begin PROVIDED RECORDS
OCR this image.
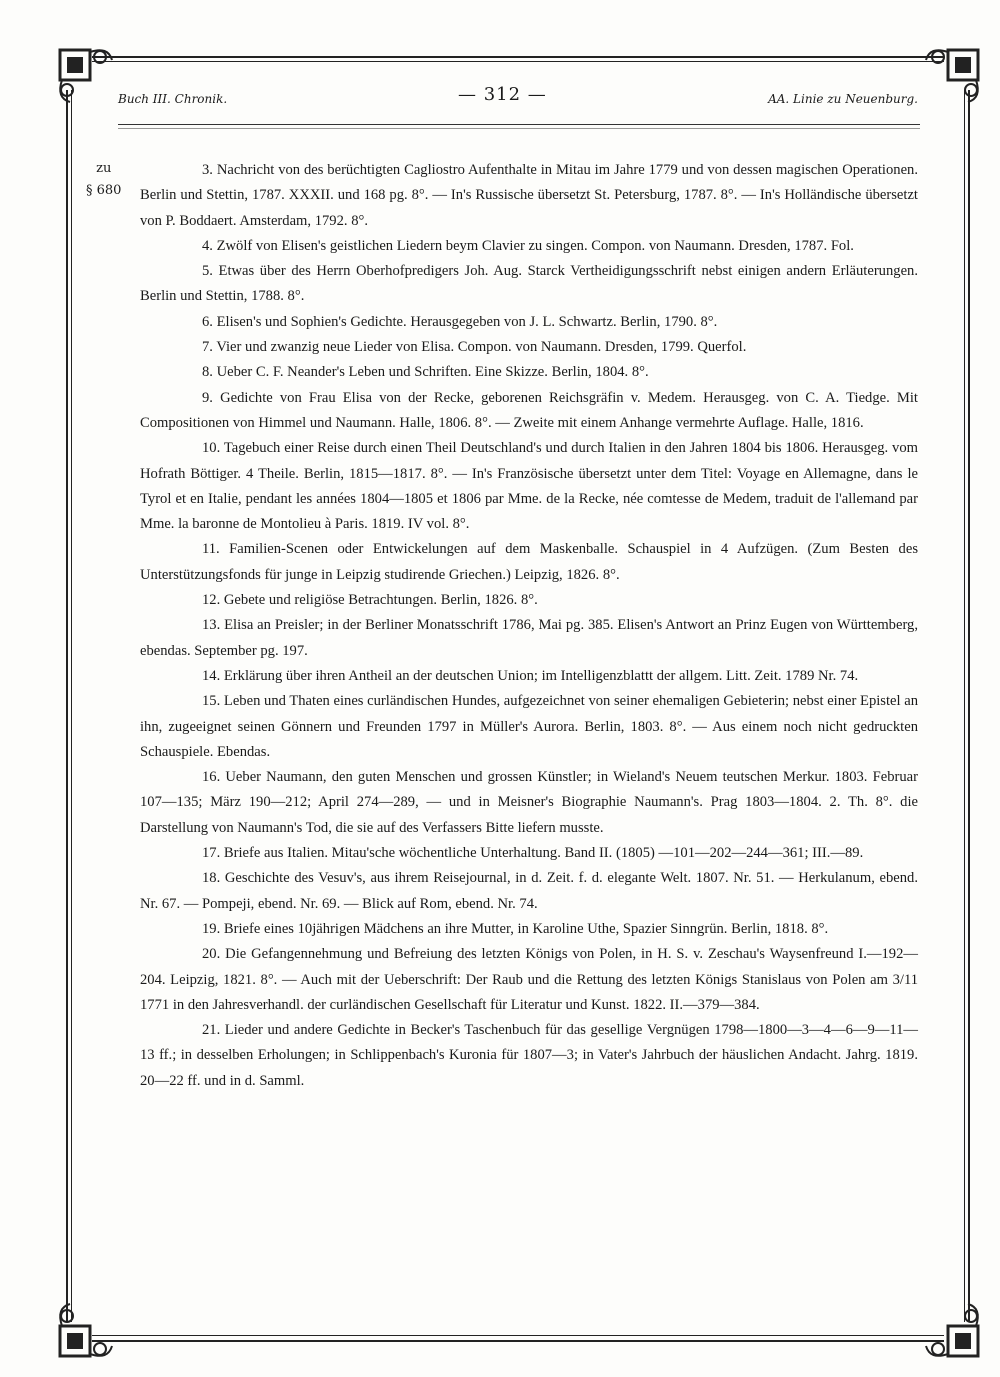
Buch III. Chronik.	— 312 —	AA. Linie zu Neuenburg.
zu
§ 680

3. Nachricht von des berüchtigten Cagliostro Aufenthalte in Mitau im Jahre 1779 und von dessen magischen Operationen. Berlin und Stettin, 1787. XXXII. und 168 pg. 8°. — In's Russische übersetzt St. Petersburg, 1787. 8°. — In's Holländische übersetzt von P. Boddaert. Amsterdam, 1792. 8°.

4. Zwölf von Elisen's geistlichen Liedern beym Clavier zu singen. Compon. von Naumann. Dresden, 1787. Fol.

5. Etwas über des Herrn Oberhofpredigers Joh. Aug. Starck Vertheidigungsschrift nebst einigen andern Erläuterungen. Berlin und Stettin, 1788. 8°.

6. Elisen's und Sophien's Gedichte. Herausgegeben von J. L. Schwartz. Berlin, 1790. 8°.

7. Vier und zwanzig neue Lieder von Elisa. Compon. von Naumann. Dresden, 1799. Querfol.

8. Ueber C. F. Neander's Leben und Schriften. Eine Skizze. Berlin, 1804. 8°.

9. Gedichte von Frau Elisa von der Recke, geborenen Reichsgräfin v. Medem. Herausgeg. von C. A. Tiedge. Mit Compositionen von Himmel und Naumann. Halle, 1806. 8°. — Zweite mit einem Anhange vermehrte Auflage. Halle, 1816.

10. Tagebuch einer Reise durch einen Theil Deutschland's und durch Italien in den Jahren 1804 bis 1806. Herausgeg. vom Hofrath Böttiger. 4 Theile. Berlin, 1815—1817. 8°. — In's Französische übersetzt unter dem Titel: Voyage en Allemagne, dans le Tyrol et en Italie, pendant les années 1804—1805 et 1806 par Mme. de la Recke, née comtesse de Medem, traduit de l'allemand par Mme. la baronne de Montolieu à Paris. 1819. IV vol. 8°.

11. Familien-Scenen oder Entwickelungen auf dem Maskenballe. Schauspiel in 4 Aufzügen. (Zum Besten des Unterstützungsfonds für junge in Leipzig studirende Griechen.) Leipzig, 1826. 8°.

12. Gebete und religiöse Betrachtungen. Berlin, 1826. 8°.

13. Elisa an Preisler; in der Berliner Monatsschrift 1786, Mai pg. 385. Elisen's Antwort an Prinz Eugen von Württemberg, ebendas. September pg. 197.

14. Erklärung über ihren Antheil an der deutschen Union; im Intelligenzblattt der allgem. Litt. Zeit. 1789 Nr. 74.

15. Leben und Thaten eines curländischen Hundes, aufgezeichnet von seiner ehemaligen Gebieterin; nebst einer Epistel an ihn, zugeeignet seinen Gönnern und Freunden 1797 in Müller's Aurora. Berlin, 1803. 8°. — Aus einem noch nicht gedruckten Schauspiele. Ebendas.

16. Ueber Naumann, den guten Menschen und grossen Künstler; in Wieland's Neuem teutschen Merkur. 1803. Februar 107—135; März 190—212; April 274—289, — und in Meisner's Biographie Naumann's. Prag 1803—1804. 2. Th. 8°. die Darstellung von Naumann's Tod, die sie auf des Verfassers Bitte liefern musste.

17. Briefe aus Italien. Mitau'sche wöchentliche Unterhaltung. Band II. (1805) —101—202—244—361; III.—89.

18. Geschichte des Vesuv's, aus ihrem Reisejournal, in d. Zeit. f. d. elegante Welt. 1807. Nr. 51. — Herkulanum, ebend. Nr. 67. — Pompeji, ebend. Nr. 69. — Blick auf Rom, ebend. Nr. 74.

19. Briefe eines 10jährigen Mädchens an ihre Mutter, in Karoline Uthe, Spazier Sinngrün. Berlin, 1818. 8°.

20. Die Gefangennehmung und Befreiung des letzten Königs von Polen, in H. S. v. Zeschau's Waysenfreund I.—192—204. Leipzig, 1821. 8°. — Auch mit der Ueberschrift: Der Raub und die Rettung des letzten Königs Stanislaus von Polen am 3/11 1771 in den Jahresverhandl. der curländischen Gesellschaft für Literatur und Kunst. 1822. II.—379—384.

21. Lieder und andere Gedichte in Becker's Taschenbuch für das gesellige Vergnügen 1798—1800—3—4—6—9—11—13 ff.; in desselben Erholungen; in Schlippenbach's Kuronia für 1807—3; in Vater's Jahrbuch der häuslichen Andacht. Jahrg. 1819. 20—22 ff. und in d. Samml.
end PROVIDED RECORDS
*WHAT YOU SHOULD DO:*
All the lines above are to be given again exactly as they read, with the pictures removed.

*WRITTEN REPLY:*
OCR this image.
Buch III. Chronik.	— 312 —	AA. Linie zu Neuenburg.
zu
§ 680

3. Nachricht von des berüchtigten Cagliostro Aufenthalte in Mitau im Jahre 1779 und von dessen magischen Operationen. Berlin und Stettin, 1787. XXXII. und 168 pg. 8°. — In's Russische übersetzt St. Petersburg, 1787. 8°. — In's Holländische übersetzt von P. Boddaert. Amsterdam, 1792. 8°.

4. Zwölf von Elisen's geistlichen Liedern beym Clavier zu singen. Compon. von Naumann. Dresden, 1787. Fol.

5. Etwas über des Herrn Oberhofpredigers Joh. Aug. Starck Vertheidigungsschrift nebst einigen andern Erläuterungen. Berlin und Stettin, 1788. 8°.

6. Elisen's und Sophien's Gedichte. Herausgegeben von J. L. Schwartz. Berlin, 1790. 8°.

7. Vier und zwanzig neue Lieder von Elisa. Compon. von Naumann. Dresden, 1799. Querfol.

8. Ueber C. F. Neander's Leben und Schriften. Eine Skizze. Berlin, 1804. 8°.

9. Gedichte von Frau Elisa von der Recke, geborenen Reichsgräfin v. Medem. Herausgeg. von C. A. Tiedge. Mit Compositionen von Himmel und Naumann. Halle, 1806. 8°. — Zweite mit einem Anhange vermehrte Auflage. Halle, 1816.

10. Tagebuch einer Reise durch einen Theil Deutschland's und durch Italien in den Jahren 1804 bis 1806. Herausgeg. vom Hofrath Böttiger. 4 Theile. Berlin, 1815—1817. 8°. — In's Französische übersetzt unter dem Titel: Voyage en Allemagne, dans le Tyrol et en Italie, pendant les années 1804—1805 et 1806 par Mme. de la Recke, née comtesse de Medem, traduit de l'allemand par Mme. la baronne de Montolieu à Paris. 1819. IV vol. 8°.

11. Familien-Scenen oder Entwickelungen auf dem Maskenballe. Schauspiel in 4 Aufzügen. (Zum Besten des Unterstützungsfonds für junge in Leipzig studirende Griechen.) Leipzig, 1826. 8°.

12. Gebete und religiöse Betrachtungen. Berlin, 1826. 8°.

13. Elisa an Preisler; in der Berliner Monatsschrift 1786, Mai pg. 385. Elisen's Antwort an Prinz Eugen von Württemberg, ebendas. September pg. 197.

14. Erklärung über ihren Antheil an der deutschen Union; im Intelligenzblattt der allgem. Litt. Zeit. 1789 Nr. 74.

15. Leben und Thaten eines curländischen Hundes, aufgezeichnet von seiner ehemaligen Gebieterin; nebst einer Epistel an ihn, zugeeignet seinen Gönnern und Freunden 1797 in Müller's Aurora. Berlin, 1803. 8°. — Aus einem noch nicht gedruckten Schauspiele. Ebendas.

16. Ueber Naumann, den guten Menschen und grossen Künstler; in Wieland's Neuem teutschen Merkur. 1803. Februar 107—135; März 190—212; April 274—289, — und in Meisner's Biographie Naumann's. Prag 1803—1804. 2. Th. 8°. die Darstellung von Naumann's Tod, die sie auf des Verfassers Bitte liefern musste.

17. Briefe aus Italien. Mitau'sche wöchentliche Unterhaltung. Band II. (1805) —101—202—244—361; III.—89.

18. Geschichte des Vesuv's, aus ihrem Reisejournal, in d. Zeit. f. d. elegante Welt. 1807. Nr. 51. — Herkulanum, ebend. Nr. 67. — Pompeji, ebend. Nr. 69. — Blick auf Rom, ebend. Nr. 74.

19. Briefe eines 10jährigen Mädchens an ihre Mutter, in Karoline Uthe, Spazier Sinngrün. Berlin, 1818. 8°.

20. Die Gefangennehmung und Befreiung des letzten Königs von Polen, in H. S. v. Zeschau's Waysenfreund I.—192—204. Leipzig, 1821. 8°. — Auch mit der Ueberschrift: Der Raub und die Rettung des letzten Königs Stanislaus von Polen am 3/11 1771 in den Jahresverhandl. der curländischen Gesellschaft für Literatur und Kunst. 1822. II.—379—384.

21. Lieder und andere Gedichte in Becker's Taschenbuch für das gesellige Vergnügen 1798—1800—3—4—6—9—11—13 ff.; in desselben Erholungen; in Schlippenbach's Kuronia für 1807—3; in Vater's Jahrbuch der häuslichen Andacht. Jahrg. 1819. 20—22 ff. und in d. Samml.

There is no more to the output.